WHAT YOU ARE ASKED TO DO: Print the data below line for line, with no changes.

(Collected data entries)
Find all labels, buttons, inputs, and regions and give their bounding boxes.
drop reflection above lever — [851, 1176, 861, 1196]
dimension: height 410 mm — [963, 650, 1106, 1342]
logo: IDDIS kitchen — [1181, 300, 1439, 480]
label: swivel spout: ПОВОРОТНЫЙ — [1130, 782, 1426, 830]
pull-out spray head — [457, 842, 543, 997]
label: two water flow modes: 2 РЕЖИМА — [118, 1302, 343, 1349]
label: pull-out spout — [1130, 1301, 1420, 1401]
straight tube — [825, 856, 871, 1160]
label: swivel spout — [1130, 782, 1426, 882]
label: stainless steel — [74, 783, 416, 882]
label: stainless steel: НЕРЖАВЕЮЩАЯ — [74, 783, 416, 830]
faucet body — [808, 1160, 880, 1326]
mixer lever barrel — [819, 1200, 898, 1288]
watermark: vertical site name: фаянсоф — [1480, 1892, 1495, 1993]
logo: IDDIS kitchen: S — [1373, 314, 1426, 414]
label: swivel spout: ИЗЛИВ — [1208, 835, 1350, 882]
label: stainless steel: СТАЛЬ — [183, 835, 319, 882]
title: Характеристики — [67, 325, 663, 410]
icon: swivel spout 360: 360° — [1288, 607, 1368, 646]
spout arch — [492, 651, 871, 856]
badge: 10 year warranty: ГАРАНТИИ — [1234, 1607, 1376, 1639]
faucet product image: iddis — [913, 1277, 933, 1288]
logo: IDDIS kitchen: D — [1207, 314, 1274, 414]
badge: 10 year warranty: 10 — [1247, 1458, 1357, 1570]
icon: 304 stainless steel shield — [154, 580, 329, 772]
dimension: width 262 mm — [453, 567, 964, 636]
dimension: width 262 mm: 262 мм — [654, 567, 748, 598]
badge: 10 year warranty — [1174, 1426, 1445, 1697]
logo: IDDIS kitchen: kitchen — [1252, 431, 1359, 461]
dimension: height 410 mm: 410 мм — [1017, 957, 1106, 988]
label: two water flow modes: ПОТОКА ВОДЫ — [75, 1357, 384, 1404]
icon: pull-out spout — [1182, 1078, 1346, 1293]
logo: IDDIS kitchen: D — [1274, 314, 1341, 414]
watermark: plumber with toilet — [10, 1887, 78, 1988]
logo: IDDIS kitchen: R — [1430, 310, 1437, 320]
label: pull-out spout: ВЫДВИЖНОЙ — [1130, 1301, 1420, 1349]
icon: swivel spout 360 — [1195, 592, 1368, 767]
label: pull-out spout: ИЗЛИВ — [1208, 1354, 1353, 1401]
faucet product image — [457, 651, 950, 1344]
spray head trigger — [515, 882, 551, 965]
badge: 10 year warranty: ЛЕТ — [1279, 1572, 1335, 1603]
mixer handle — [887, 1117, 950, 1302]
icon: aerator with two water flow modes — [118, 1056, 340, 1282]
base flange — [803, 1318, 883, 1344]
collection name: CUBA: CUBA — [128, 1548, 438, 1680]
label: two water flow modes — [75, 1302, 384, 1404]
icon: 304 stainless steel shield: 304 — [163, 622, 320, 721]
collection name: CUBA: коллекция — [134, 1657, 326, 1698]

REPLY TO THE EXERCISE:
Find all labels, buttons, inputs, and regions and give their bounding boxes.
drop reflection above lever — [851, 1176, 861, 1196]
dimension: height 410 mm — [963, 650, 1106, 1342]
logo: IDDIS kitchen — [1181, 300, 1439, 480]
label: swivel spout: ПОВОРОТНЫЙ — [1130, 782, 1426, 830]
pull-out spray head — [457, 842, 543, 997]
label: two water flow modes: 2 РЕЖИМА — [118, 1302, 343, 1349]
label: pull-out spout — [1130, 1301, 1420, 1401]
straight tube — [825, 856, 871, 1160]
label: swivel spout — [1130, 782, 1426, 882]
label: stainless steel — [74, 783, 416, 882]
label: stainless steel: НЕРЖАВЕЮЩАЯ — [74, 783, 416, 830]
faucet body — [808, 1160, 880, 1326]
mixer lever barrel — [819, 1200, 898, 1288]
watermark: vertical site name: фаянсоф — [1480, 1892, 1495, 1993]
logo: IDDIS kitchen: S — [1373, 314, 1426, 414]
label: swivel spout: ИЗЛИВ — [1208, 835, 1350, 882]
label: stainless steel: СТАЛЬ — [183, 835, 319, 882]
title: Характеристики — [67, 325, 663, 410]
icon: swivel spout 360: 360° — [1288, 607, 1368, 646]
spout arch — [492, 651, 871, 856]
badge: 10 year warranty: ГАРАНТИИ — [1234, 1607, 1376, 1639]
faucet product image: iddis — [913, 1277, 933, 1288]
logo: IDDIS kitchen: D — [1207, 314, 1274, 414]
badge: 10 year warranty: 10 — [1247, 1458, 1357, 1570]
icon: 304 stainless steel shield — [154, 580, 329, 772]
dimension: width 262 mm — [453, 567, 964, 636]
dimension: width 262 mm: 262 мм — [654, 567, 748, 598]
badge: 10 year warranty — [1174, 1426, 1445, 1697]
logo: IDDIS kitchen: kitchen — [1252, 431, 1359, 461]
dimension: height 410 mm: 410 мм — [1017, 957, 1106, 988]
label: two water flow modes: ПОТОКА ВОДЫ — [75, 1357, 384, 1404]
icon: pull-out spout — [1182, 1078, 1346, 1293]
logo: IDDIS kitchen: D — [1274, 314, 1341, 414]
watermark: plumber with toilet — [10, 1887, 78, 1988]
logo: IDDIS kitchen: R — [1430, 310, 1437, 320]
label: pull-out spout: ВЫДВИЖНОЙ — [1130, 1301, 1420, 1349]
icon: swivel spout 360 — [1195, 592, 1368, 767]
label: pull-out spout: ИЗЛИВ — [1208, 1354, 1353, 1401]
faucet product image — [457, 651, 950, 1344]
spray head trigger — [515, 882, 551, 965]
badge: 10 year warranty: ЛЕТ — [1279, 1572, 1335, 1603]
mixer handle — [887, 1117, 950, 1302]
icon: aerator with two water flow modes — [118, 1056, 340, 1282]
base flange — [803, 1318, 883, 1344]
collection name: CUBA: CUBA — [128, 1548, 438, 1680]
label: two water flow modes — [75, 1302, 384, 1404]
icon: 304 stainless steel shield: 304 — [163, 622, 320, 721]
collection name: CUBA: коллекция — [134, 1657, 326, 1698]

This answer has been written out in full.